** Begin EXERCISE INPUTS **
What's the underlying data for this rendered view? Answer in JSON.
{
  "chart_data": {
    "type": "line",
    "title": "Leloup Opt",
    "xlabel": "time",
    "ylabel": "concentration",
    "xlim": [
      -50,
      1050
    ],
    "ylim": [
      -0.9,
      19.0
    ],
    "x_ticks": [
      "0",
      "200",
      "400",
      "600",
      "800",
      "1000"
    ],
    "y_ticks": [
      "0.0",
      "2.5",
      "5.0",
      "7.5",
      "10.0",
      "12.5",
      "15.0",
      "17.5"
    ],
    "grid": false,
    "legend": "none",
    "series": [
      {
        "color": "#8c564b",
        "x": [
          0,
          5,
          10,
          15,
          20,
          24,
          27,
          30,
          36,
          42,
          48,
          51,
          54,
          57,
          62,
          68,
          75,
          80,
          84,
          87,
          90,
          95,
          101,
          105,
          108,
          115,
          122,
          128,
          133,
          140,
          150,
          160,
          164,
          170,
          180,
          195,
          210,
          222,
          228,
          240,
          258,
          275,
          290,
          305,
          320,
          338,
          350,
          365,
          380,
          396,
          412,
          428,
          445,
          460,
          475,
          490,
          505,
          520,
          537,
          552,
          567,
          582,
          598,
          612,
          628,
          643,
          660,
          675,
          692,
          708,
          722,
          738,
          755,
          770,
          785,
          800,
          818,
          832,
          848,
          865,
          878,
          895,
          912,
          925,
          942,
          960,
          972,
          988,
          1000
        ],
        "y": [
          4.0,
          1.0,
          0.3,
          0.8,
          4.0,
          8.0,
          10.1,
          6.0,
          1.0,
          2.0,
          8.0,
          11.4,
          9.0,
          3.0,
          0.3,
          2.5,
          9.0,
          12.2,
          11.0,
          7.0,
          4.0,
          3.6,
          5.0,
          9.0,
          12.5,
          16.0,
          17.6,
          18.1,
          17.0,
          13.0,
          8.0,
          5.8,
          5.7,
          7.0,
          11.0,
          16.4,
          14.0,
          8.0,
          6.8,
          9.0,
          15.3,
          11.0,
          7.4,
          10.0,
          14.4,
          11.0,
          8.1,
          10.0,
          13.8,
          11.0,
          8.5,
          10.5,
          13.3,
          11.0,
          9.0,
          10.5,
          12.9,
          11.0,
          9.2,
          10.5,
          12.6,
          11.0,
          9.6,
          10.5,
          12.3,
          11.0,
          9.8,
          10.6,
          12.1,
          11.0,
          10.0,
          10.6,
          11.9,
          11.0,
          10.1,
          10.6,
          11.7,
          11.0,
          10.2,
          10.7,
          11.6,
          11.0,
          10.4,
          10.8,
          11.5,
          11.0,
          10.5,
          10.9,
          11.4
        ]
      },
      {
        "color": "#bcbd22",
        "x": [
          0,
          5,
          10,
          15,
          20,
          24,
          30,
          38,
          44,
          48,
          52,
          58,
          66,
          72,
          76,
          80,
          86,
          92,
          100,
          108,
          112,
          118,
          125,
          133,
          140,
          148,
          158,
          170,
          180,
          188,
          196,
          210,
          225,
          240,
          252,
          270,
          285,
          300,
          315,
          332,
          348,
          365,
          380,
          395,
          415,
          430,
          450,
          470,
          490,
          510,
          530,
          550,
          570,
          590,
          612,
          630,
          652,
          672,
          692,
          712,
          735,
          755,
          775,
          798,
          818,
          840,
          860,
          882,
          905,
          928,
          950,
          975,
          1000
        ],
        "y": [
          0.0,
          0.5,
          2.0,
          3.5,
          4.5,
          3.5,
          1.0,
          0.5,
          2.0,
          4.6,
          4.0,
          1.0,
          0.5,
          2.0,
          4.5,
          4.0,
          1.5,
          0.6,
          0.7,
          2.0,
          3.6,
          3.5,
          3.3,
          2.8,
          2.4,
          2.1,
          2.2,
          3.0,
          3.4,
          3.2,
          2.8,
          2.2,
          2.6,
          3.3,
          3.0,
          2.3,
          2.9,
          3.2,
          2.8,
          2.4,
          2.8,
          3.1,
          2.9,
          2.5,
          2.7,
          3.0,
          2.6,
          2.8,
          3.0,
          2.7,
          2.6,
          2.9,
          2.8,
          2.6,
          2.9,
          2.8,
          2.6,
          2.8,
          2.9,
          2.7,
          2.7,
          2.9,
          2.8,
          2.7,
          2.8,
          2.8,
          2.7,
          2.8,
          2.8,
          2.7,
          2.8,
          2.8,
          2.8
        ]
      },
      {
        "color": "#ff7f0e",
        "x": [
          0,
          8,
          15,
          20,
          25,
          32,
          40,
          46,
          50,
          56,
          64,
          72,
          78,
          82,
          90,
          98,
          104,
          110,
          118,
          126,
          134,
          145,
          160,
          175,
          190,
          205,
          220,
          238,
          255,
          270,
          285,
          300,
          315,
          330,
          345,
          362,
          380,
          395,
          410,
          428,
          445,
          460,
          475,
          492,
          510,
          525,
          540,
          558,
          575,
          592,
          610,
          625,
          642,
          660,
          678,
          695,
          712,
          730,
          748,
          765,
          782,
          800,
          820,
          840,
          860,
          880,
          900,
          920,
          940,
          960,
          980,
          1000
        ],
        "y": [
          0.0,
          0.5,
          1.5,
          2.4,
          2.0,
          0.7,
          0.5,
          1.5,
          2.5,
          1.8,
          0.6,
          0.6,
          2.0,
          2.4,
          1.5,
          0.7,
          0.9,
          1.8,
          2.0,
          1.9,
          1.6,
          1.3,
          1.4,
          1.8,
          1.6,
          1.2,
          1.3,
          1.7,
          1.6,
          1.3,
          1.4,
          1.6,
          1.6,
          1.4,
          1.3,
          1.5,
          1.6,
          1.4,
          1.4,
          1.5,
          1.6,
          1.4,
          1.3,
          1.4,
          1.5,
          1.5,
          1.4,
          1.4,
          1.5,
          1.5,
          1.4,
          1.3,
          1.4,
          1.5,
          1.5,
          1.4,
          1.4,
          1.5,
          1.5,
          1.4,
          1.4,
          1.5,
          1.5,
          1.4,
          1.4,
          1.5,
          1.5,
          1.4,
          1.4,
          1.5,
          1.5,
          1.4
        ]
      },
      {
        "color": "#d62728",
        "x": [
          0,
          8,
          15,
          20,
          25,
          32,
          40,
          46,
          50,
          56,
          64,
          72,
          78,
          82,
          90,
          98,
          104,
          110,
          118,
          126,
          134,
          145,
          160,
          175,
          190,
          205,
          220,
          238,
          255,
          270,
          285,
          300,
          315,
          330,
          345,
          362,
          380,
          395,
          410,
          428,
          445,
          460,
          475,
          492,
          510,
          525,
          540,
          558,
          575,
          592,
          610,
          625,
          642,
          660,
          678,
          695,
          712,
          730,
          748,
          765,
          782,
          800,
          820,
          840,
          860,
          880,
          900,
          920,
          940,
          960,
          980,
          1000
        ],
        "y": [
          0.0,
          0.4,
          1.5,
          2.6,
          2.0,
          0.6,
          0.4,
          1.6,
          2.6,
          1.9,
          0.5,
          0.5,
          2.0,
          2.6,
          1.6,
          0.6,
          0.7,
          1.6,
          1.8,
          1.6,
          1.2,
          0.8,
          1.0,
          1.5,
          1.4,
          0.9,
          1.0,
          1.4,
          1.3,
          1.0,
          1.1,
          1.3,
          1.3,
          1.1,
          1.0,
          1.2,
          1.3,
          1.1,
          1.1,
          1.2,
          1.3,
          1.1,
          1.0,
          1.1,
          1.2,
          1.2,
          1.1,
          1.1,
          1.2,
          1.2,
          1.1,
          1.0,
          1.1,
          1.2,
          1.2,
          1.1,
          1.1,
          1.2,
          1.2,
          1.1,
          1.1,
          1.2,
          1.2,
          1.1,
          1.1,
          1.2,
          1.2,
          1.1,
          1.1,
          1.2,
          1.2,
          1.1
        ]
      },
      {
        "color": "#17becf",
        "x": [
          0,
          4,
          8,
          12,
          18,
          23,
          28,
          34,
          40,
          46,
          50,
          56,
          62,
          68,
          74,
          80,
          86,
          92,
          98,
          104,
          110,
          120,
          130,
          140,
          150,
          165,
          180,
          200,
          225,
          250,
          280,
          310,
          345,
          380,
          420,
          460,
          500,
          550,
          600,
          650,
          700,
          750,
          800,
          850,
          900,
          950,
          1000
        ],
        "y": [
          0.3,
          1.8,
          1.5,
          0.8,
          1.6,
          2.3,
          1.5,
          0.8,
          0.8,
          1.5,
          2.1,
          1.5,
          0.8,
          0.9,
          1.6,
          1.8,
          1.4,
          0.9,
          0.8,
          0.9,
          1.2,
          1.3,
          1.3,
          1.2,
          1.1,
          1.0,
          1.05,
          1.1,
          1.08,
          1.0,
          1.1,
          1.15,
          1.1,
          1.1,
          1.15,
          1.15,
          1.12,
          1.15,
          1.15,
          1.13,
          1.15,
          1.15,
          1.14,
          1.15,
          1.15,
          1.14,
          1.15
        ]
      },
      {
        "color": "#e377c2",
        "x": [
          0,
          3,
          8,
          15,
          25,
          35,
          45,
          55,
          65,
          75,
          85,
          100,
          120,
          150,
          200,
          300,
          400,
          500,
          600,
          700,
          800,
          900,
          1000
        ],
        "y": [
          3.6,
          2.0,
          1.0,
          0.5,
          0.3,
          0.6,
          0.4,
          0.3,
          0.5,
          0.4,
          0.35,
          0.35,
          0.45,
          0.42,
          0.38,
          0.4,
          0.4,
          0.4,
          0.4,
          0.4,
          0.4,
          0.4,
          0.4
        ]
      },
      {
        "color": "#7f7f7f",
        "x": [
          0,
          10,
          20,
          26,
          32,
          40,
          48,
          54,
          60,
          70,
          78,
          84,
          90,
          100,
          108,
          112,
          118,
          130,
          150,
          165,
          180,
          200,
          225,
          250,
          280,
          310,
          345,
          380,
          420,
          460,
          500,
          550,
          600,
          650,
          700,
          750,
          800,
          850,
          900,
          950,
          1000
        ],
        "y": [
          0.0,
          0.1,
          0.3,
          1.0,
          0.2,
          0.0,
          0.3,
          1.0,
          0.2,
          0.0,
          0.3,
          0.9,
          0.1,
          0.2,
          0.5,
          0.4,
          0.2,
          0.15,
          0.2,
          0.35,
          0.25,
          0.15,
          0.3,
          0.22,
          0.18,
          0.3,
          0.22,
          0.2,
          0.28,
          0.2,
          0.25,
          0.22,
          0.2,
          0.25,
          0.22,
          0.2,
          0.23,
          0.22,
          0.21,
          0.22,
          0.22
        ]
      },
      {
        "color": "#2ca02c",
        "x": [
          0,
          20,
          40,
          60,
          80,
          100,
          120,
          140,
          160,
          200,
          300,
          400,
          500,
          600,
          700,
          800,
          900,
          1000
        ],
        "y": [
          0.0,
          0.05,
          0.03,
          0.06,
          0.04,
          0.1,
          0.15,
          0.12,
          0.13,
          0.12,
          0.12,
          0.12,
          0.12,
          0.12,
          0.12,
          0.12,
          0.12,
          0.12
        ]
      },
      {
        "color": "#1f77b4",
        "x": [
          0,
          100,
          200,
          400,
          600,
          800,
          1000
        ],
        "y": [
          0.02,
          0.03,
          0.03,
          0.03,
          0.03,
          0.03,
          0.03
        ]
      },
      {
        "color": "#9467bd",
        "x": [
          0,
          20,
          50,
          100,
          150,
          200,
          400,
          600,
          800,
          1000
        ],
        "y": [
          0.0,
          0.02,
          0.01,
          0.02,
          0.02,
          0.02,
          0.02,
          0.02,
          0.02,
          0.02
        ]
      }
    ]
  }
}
** End EXERCISE INPUTS **
[EXERCISE DESCRIPTION] Locate all lines in the listing above with the word "color". Copy them.

[SOLUTION]
        "color": "#8c564b",
        "color": "#bcbd22",
        "color": "#ff7f0e",
        "color": "#d62728",
        "color": "#17becf",
        "color": "#e377c2",
        "color": "#7f7f7f",
        "color": "#2ca02c",
        "color": "#1f77b4",
        "color": "#9467bd",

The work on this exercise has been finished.